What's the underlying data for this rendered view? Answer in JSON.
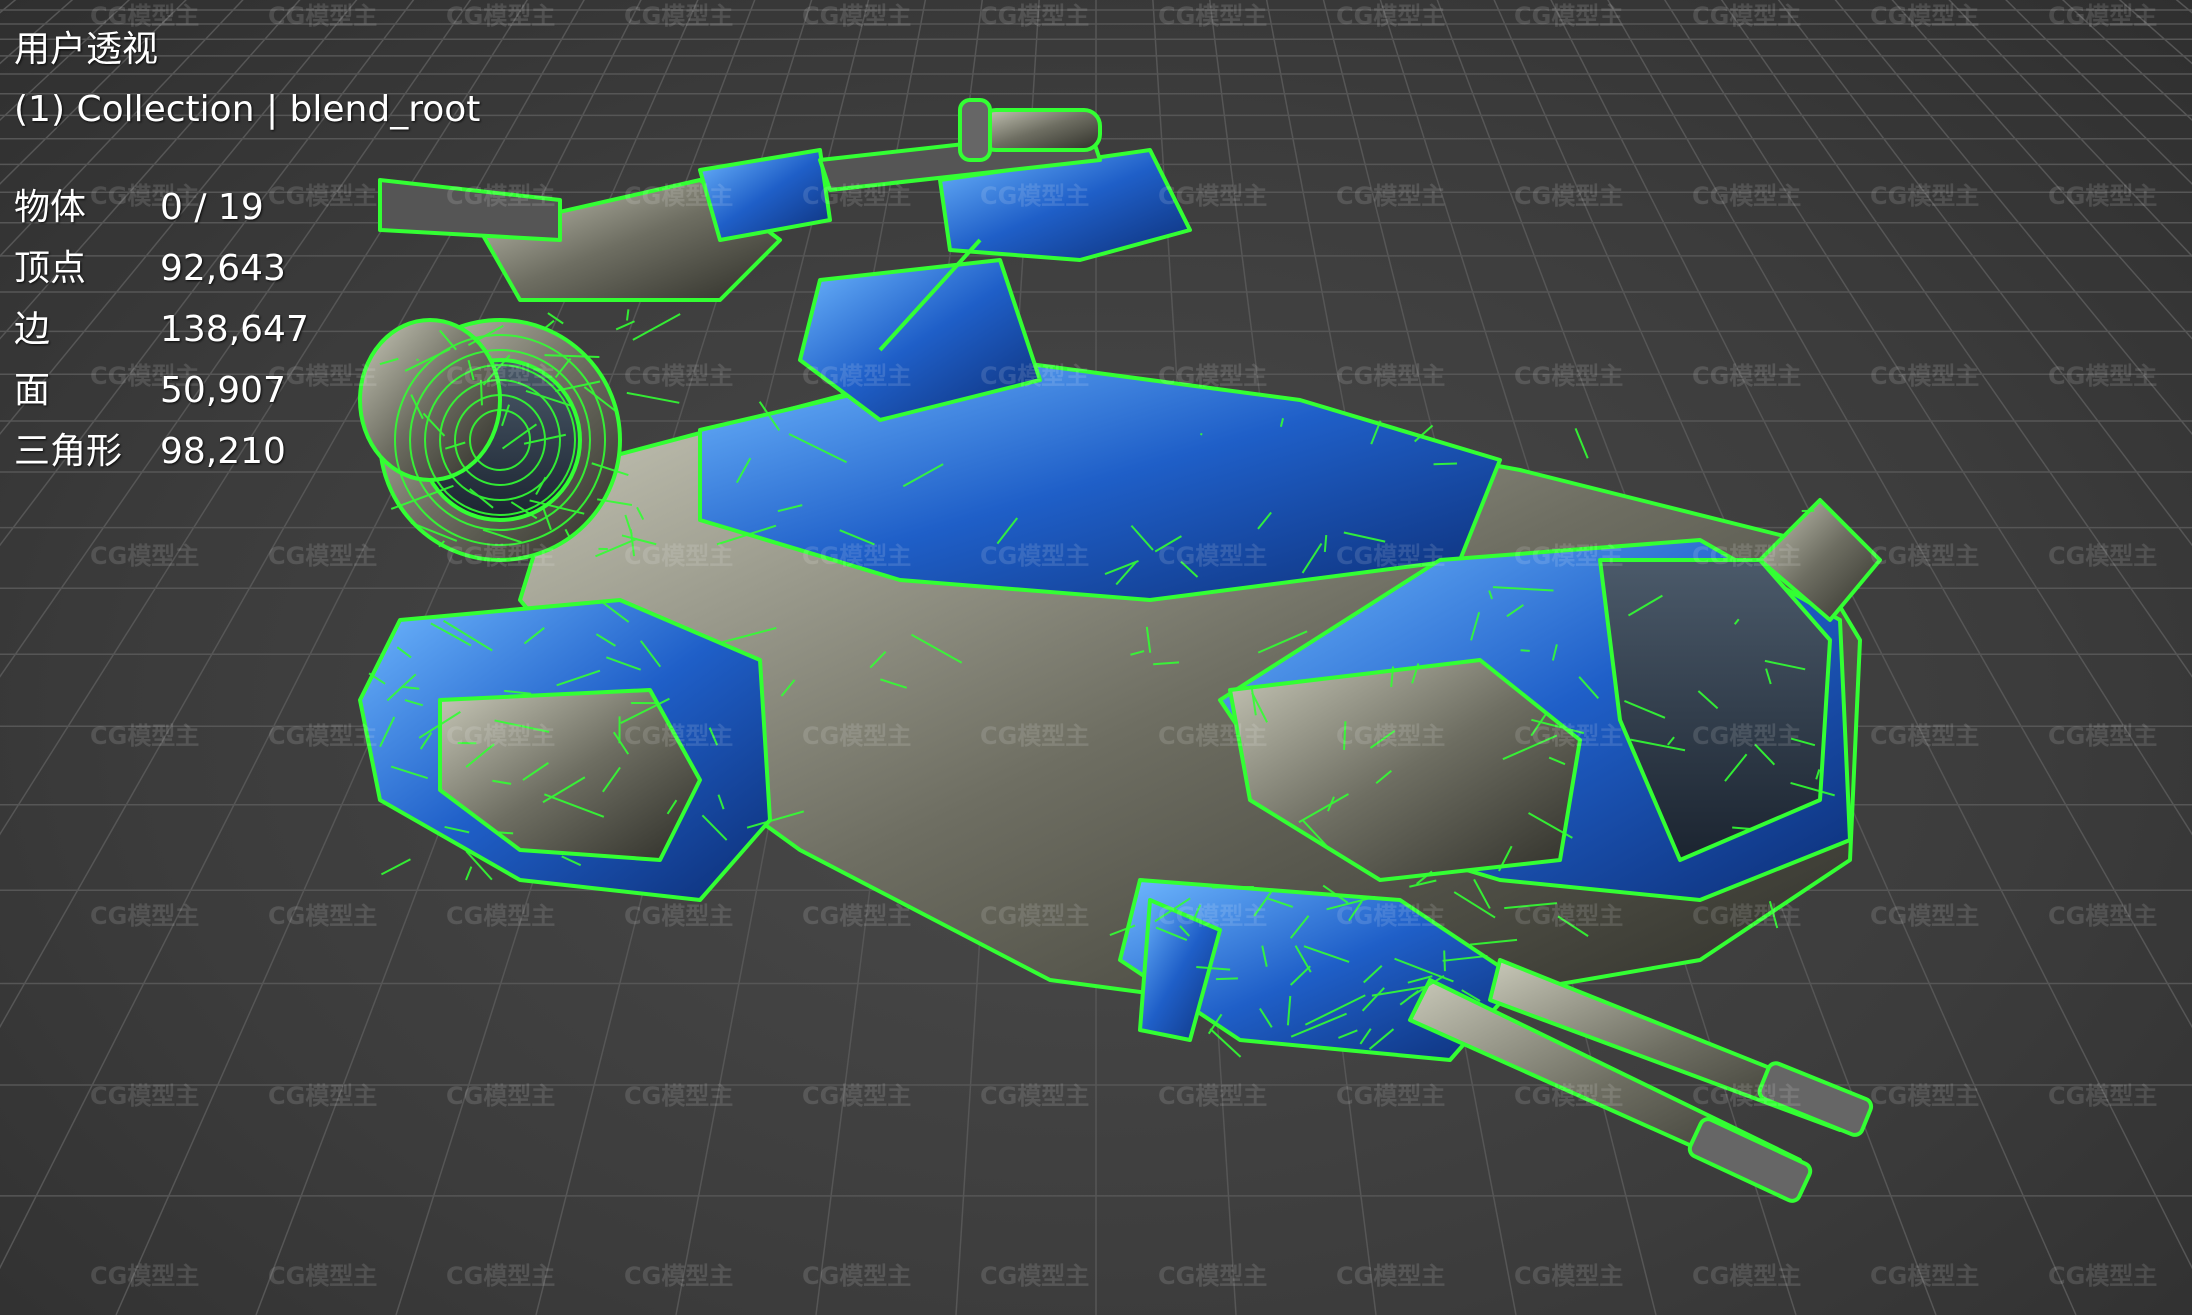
{
  "viewport": {
    "view_name": "用户透视",
    "collection": "(1) Collection | blend_root",
    "stats": [
      {
        "label": "物体",
        "value": "0 / 19"
      },
      {
        "label": "顶点",
        "value": "92,643"
      },
      {
        "label": "边",
        "value": "138,647"
      },
      {
        "label": "面",
        "value": "50,907"
      },
      {
        "label": "三角形",
        "value": "98,210"
      }
    ]
  },
  "watermark": {
    "text": "CG模型主"
  },
  "colors": {
    "background": "#3d3d3d",
    "grid": "#565656",
    "wireframe": "#33ff33",
    "hull_blue": "#2a6fd6",
    "hull_metal": "#8a8a7a"
  }
}
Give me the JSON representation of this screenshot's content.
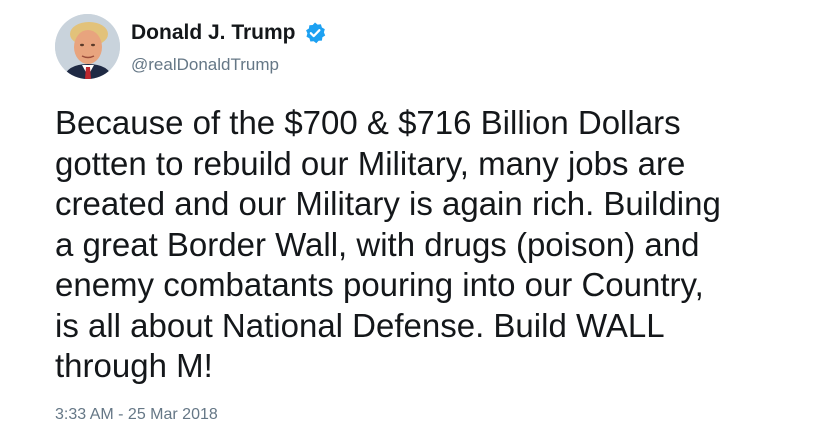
{
  "tweet": {
    "display_name": "Donald J. Trump",
    "handle": "@realDonaldTrump",
    "verified_color": "#1da1f2",
    "avatar": "profile-photo",
    "text_lines": [
      "Because of the $700 & $716 Billion Dollars",
      "gotten to rebuild our Military, many jobs are",
      "created and our Military is again rich. Building",
      "a great Border Wall, with drugs (poison) and",
      "enemy combatants pouring into our Country,",
      "is all about National Defense. Build WALL",
      "through M!"
    ],
    "timestamp": "3:33 AM - 25 Mar 2018"
  }
}
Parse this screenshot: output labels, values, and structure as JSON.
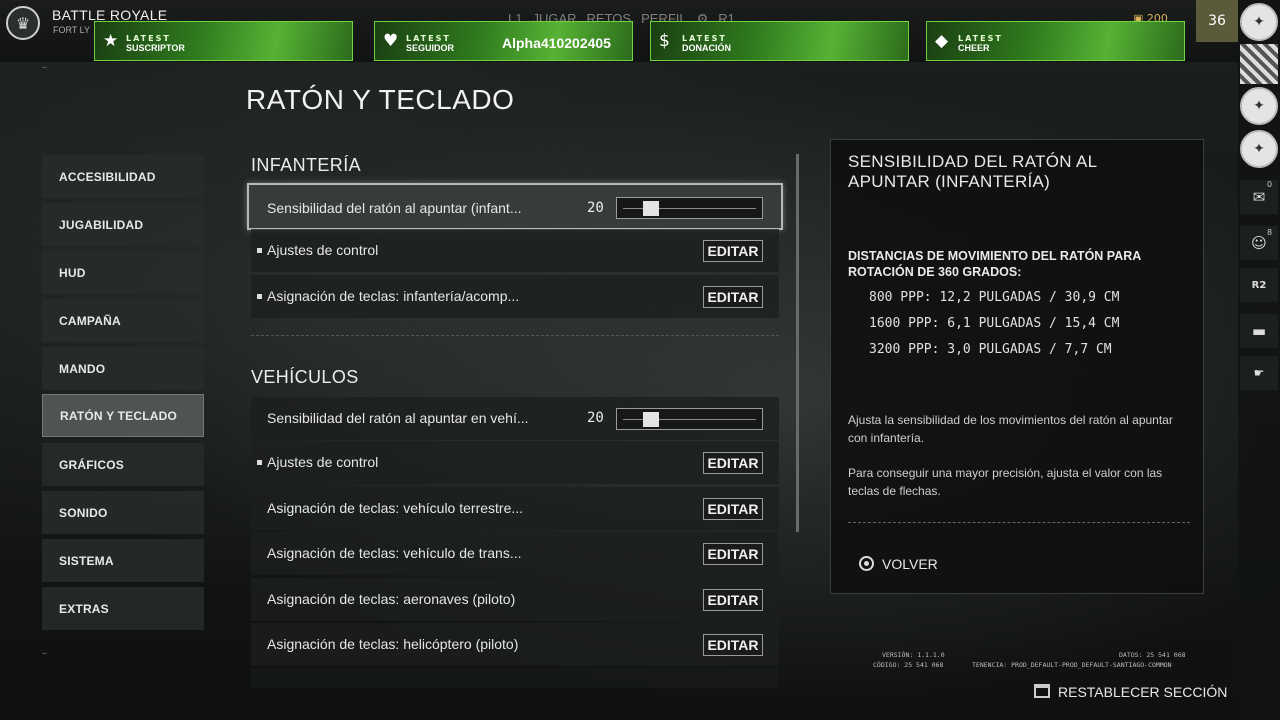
{
  "header": {
    "mode_title": "BATTLE ROYALE",
    "mode_sub": "FORT LY",
    "nav": [
      "L1",
      "JUGAR",
      "RETOS",
      "PERFIL",
      "R1"
    ],
    "credits": "200",
    "level": "36"
  },
  "alerts": [
    {
      "icon": "star-icon",
      "line1": "LATEST",
      "line2": "SUSCRIPTOR",
      "value": ""
    },
    {
      "icon": "heart-icon",
      "line1": "LATEST",
      "line2": "SEGUIDOR",
      "value": "Alpha410202405"
    },
    {
      "icon": "dollar-icon",
      "line1": "LATEST",
      "line2": "DONACIÓN",
      "value": ""
    },
    {
      "icon": "diamond-icon",
      "line1": "LATEST",
      "line2": "CHEER",
      "value": ""
    }
  ],
  "strip": {
    "mail_count": "0",
    "friends_count": "8",
    "r2_label": "R2"
  },
  "page_title": "RATÓN Y TECLADO",
  "menu": [
    "ACCESIBILIDAD",
    "JUGABILIDAD",
    "HUD",
    "CAMPAÑA",
    "MANDO",
    "RATÓN Y TECLADO",
    "GRÁFICOS",
    "SONIDO",
    "SISTEMA",
    "EXTRAS"
  ],
  "menu_active": "RATÓN Y TECLADO",
  "sections": {
    "infantry": {
      "title": "INFANTERÍA",
      "slider": {
        "label": "Sensibilidad del ratón al apuntar (infant...",
        "value": "20",
        "level": 0.2
      },
      "rows": [
        {
          "label": "Ajustes de control",
          "button": "EDITAR"
        },
        {
          "label": "Asignación de teclas: infantería/acomp...",
          "button": "EDITAR"
        }
      ]
    },
    "vehicles": {
      "title": "VEHÍCULOS",
      "slider": {
        "label": "Sensibilidad del ratón al apuntar en vehí...",
        "value": "20",
        "level": 0.2
      },
      "rows": [
        {
          "label": "Ajustes de control",
          "button": "EDITAR"
        },
        {
          "label": "Asignación de teclas: vehículo terrestre...",
          "button": "EDITAR"
        },
        {
          "label": "Asignación de teclas: vehículo de trans...",
          "button": "EDITAR"
        },
        {
          "label": "Asignación de teclas: aeronaves (piloto)",
          "button": "EDITAR"
        },
        {
          "label": "Asignación de teclas: helicóptero (piloto)",
          "button": "EDITAR"
        }
      ]
    }
  },
  "panel": {
    "title": "SENSIBILIDAD DEL RATÓN AL APUNTAR (INFANTERÍA)",
    "distance_heading": "DISTANCIAS DE MOVIMIENTO DEL RATÓN PARA ROTACIÓN DE 360 GRADOS:",
    "distances": [
      "800 PPP: 12,2 PULGADAS / 30,9 CM",
      "1600 PPP: 6,1 PULGADAS / 15,4 CM",
      "3200 PPP: 3,0 PULGADAS / 7,7 CM"
    ],
    "desc1": "Ajusta la sensibilidad de los movimientos del ratón al apuntar con infantería.",
    "desc2": "Para conseguir una mayor precisión, ajusta el valor con las teclas de flechas.",
    "back_label": "VOLVER"
  },
  "footer": {
    "version": "VERSIÓN: 1.1.1.0",
    "code": "CÓDIGO: 25 541 068",
    "data": "DATOS: 25 541 068",
    "tenancy": "TENENCIA: PROD_DEFAULT-PROD_DEFAULT-SANTIAGO-COMMON",
    "reset_label": "RESTABLECER SECCIÓN"
  }
}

- [Work to be completed] Do not include the images; transcribe the rest of the listing exactly.

- [The answer]
What's the underlying data for this rendered view? Answer in JSON.
{
  "viewport": {
    "view_name": "用户透视",
    "collection": "(1) Collection | blend_root",
    "stats": [
      {
        "label": "物体",
        "value": "0 / 19"
      },
      {
        "label": "顶点",
        "value": "92,643"
      },
      {
        "label": "边",
        "value": "138,647"
      },
      {
        "label": "面",
        "value": "50,907"
      },
      {
        "label": "三角形",
        "value": "98,210"
      }
    ]
  },
  "watermark": {
    "text": "CG模型主"
  },
  "colors": {
    "background": "#3d3d3d",
    "grid": "#565656",
    "wireframe": "#33ff33",
    "hull_blue": "#2a6fd6",
    "hull_metal": "#8a8a7a"
  }
}
Give me the JSON representation of this screenshot's content.
{
  "tweet": {
    "display_name": "Donald J. Trump",
    "handle": "@realDonaldTrump",
    "verified_color": "#1da1f2",
    "avatar": "profile-photo",
    "text_lines": [
      "Because of the $700 & $716 Billion Dollars",
      "gotten to rebuild our Military, many jobs are",
      "created and our Military is again rich. Building",
      "a great Border Wall, with drugs (poison) and",
      "enemy combatants pouring into our Country,",
      "is all about National Defense. Build WALL",
      "through M!"
    ],
    "timestamp": "3:33 AM - 25 Mar 2018"
  }
}
Parse this screenshot: output labels, values, and structure as JSON.
{
  "header": {
    "mode_title": "BATTLE ROYALE",
    "mode_sub": "FORT LY",
    "nav": [
      "L1",
      "JUGAR",
      "RETOS",
      "PERFIL",
      "R1"
    ],
    "credits": "200",
    "level": "36"
  },
  "alerts": [
    {
      "icon": "star-icon",
      "line1": "LATEST",
      "line2": "SUSCRIPTOR",
      "value": ""
    },
    {
      "icon": "heart-icon",
      "line1": "LATEST",
      "line2": "SEGUIDOR",
      "value": "Alpha410202405"
    },
    {
      "icon": "dollar-icon",
      "line1": "LATEST",
      "line2": "DONACIÓN",
      "value": ""
    },
    {
      "icon": "diamond-icon",
      "line1": "LATEST",
      "line2": "CHEER",
      "value": ""
    }
  ],
  "strip": {
    "mail_count": "0",
    "friends_count": "8",
    "r2_label": "R2"
  },
  "page_title": "RATÓN Y TECLADO",
  "menu": [
    "ACCESIBILIDAD",
    "JUGABILIDAD",
    "HUD",
    "CAMPAÑA",
    "MANDO",
    "RATÓN Y TECLADO",
    "GRÁFICOS",
    "SONIDO",
    "SISTEMA",
    "EXTRAS"
  ],
  "menu_active": "RATÓN Y TECLADO",
  "sections": {
    "infantry": {
      "title": "INFANTERÍA",
      "slider": {
        "label": "Sensibilidad del ratón al apuntar (infant...",
        "value": "20",
        "level": 0.2
      },
      "rows": [
        {
          "label": "Ajustes de control",
          "button": "EDITAR"
        },
        {
          "label": "Asignación de teclas: infantería/acomp...",
          "button": "EDITAR"
        }
      ]
    },
    "vehicles": {
      "title": "VEHÍCULOS",
      "slider": {
        "label": "Sensibilidad del ratón al apuntar en vehí...",
        "value": "20",
        "level": 0.2
      },
      "rows": [
        {
          "label": "Ajustes de control",
          "button": "EDITAR"
        },
        {
          "label": "Asignación de teclas: vehículo terrestre...",
          "button": "EDITAR"
        },
        {
          "label": "Asignación de teclas: vehículo de trans...",
          "button": "EDITAR"
        },
        {
          "label": "Asignación de teclas: aeronaves (piloto)",
          "button": "EDITAR"
        },
        {
          "label": "Asignación de teclas: helicóptero (piloto)",
          "button": "EDITAR"
        }
      ]
    }
  },
  "panel": {
    "title": "SENSIBILIDAD DEL RATÓN AL APUNTAR (INFANTERÍA)",
    "distance_heading": "DISTANCIAS DE MOVIMIENTO DEL RATÓN PARA ROTACIÓN DE 360 GRADOS:",
    "distances": [
      "800 PPP: 12,2 PULGADAS / 30,9 CM",
      "1600 PPP: 6,1 PULGADAS / 15,4 CM",
      "3200 PPP: 3,0 PULGADAS / 7,7 CM"
    ],
    "desc1": "Ajusta la sensibilidad de los movimientos del ratón al apuntar con infantería.",
    "desc2": "Para conseguir una mayor precisión, ajusta el valor con las teclas de flechas.",
    "back_label": "VOLVER"
  },
  "footer": {
    "version": "VERSIÓN: 1.1.1.0",
    "code": "CÓDIGO: 25 541 068",
    "data": "DATOS: 25 541 068",
    "tenancy": "TENENCIA: PROD_DEFAULT-PROD_DEFAULT-SANTIAGO-COMMON",
    "reset_label": "RESTABLECER SECCIÓN"
  }
}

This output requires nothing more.